RAW DATA:
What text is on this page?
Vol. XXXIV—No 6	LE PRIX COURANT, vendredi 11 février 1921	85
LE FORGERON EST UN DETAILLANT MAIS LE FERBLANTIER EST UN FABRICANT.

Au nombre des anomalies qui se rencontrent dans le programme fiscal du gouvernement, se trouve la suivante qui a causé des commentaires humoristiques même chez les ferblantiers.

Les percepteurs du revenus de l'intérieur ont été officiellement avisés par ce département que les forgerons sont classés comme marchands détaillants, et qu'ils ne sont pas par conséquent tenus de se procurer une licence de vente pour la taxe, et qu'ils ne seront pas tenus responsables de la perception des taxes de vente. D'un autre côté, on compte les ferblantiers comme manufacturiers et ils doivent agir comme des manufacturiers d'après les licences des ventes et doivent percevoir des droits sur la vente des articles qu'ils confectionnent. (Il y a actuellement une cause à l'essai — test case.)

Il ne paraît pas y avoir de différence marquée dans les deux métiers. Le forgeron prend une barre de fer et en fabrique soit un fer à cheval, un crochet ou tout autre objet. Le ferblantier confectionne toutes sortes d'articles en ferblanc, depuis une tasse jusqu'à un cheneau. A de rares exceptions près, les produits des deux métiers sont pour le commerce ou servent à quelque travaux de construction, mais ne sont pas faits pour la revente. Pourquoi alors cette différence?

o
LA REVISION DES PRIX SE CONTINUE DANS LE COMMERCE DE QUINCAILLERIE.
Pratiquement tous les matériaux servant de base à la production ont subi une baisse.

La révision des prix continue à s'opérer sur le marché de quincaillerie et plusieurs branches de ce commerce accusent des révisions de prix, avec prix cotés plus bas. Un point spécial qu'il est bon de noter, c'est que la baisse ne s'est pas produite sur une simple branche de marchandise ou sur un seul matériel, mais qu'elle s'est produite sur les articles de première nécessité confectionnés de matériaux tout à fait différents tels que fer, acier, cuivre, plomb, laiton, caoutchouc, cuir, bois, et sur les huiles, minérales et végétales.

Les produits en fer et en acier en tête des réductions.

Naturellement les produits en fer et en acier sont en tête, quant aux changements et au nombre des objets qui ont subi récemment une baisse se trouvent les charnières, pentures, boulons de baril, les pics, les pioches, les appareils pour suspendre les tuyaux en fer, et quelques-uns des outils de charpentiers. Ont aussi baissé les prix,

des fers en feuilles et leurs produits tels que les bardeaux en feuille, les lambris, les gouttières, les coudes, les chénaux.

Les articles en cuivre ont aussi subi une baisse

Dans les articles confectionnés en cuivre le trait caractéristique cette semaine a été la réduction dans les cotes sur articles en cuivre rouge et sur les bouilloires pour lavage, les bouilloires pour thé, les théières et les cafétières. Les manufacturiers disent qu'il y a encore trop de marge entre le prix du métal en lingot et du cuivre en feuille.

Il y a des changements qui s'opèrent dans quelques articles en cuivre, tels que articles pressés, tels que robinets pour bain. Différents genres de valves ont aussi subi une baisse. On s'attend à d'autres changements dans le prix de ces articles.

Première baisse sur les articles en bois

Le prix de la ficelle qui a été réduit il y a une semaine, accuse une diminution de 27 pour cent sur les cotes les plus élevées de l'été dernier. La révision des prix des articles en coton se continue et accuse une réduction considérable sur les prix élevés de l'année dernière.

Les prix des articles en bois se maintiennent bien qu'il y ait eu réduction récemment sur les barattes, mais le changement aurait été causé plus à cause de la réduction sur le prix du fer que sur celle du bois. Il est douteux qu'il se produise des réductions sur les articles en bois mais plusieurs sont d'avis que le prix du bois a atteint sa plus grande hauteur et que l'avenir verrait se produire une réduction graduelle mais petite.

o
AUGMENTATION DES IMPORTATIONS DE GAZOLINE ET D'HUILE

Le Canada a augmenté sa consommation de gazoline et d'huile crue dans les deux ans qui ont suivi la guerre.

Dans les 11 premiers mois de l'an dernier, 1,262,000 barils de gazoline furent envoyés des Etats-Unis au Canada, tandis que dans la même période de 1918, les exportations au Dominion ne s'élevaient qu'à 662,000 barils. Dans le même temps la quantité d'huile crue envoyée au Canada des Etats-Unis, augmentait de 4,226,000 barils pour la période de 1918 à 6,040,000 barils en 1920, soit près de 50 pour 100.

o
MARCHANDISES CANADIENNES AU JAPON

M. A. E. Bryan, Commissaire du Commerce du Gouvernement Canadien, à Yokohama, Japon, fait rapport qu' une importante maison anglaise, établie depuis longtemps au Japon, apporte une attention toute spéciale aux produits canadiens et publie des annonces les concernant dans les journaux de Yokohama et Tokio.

WRITTEN REQUEST: Tally the lines of the records holding the word "Canada", then state only the tally.

SOLUTION FOR THIS EXERCISE: 2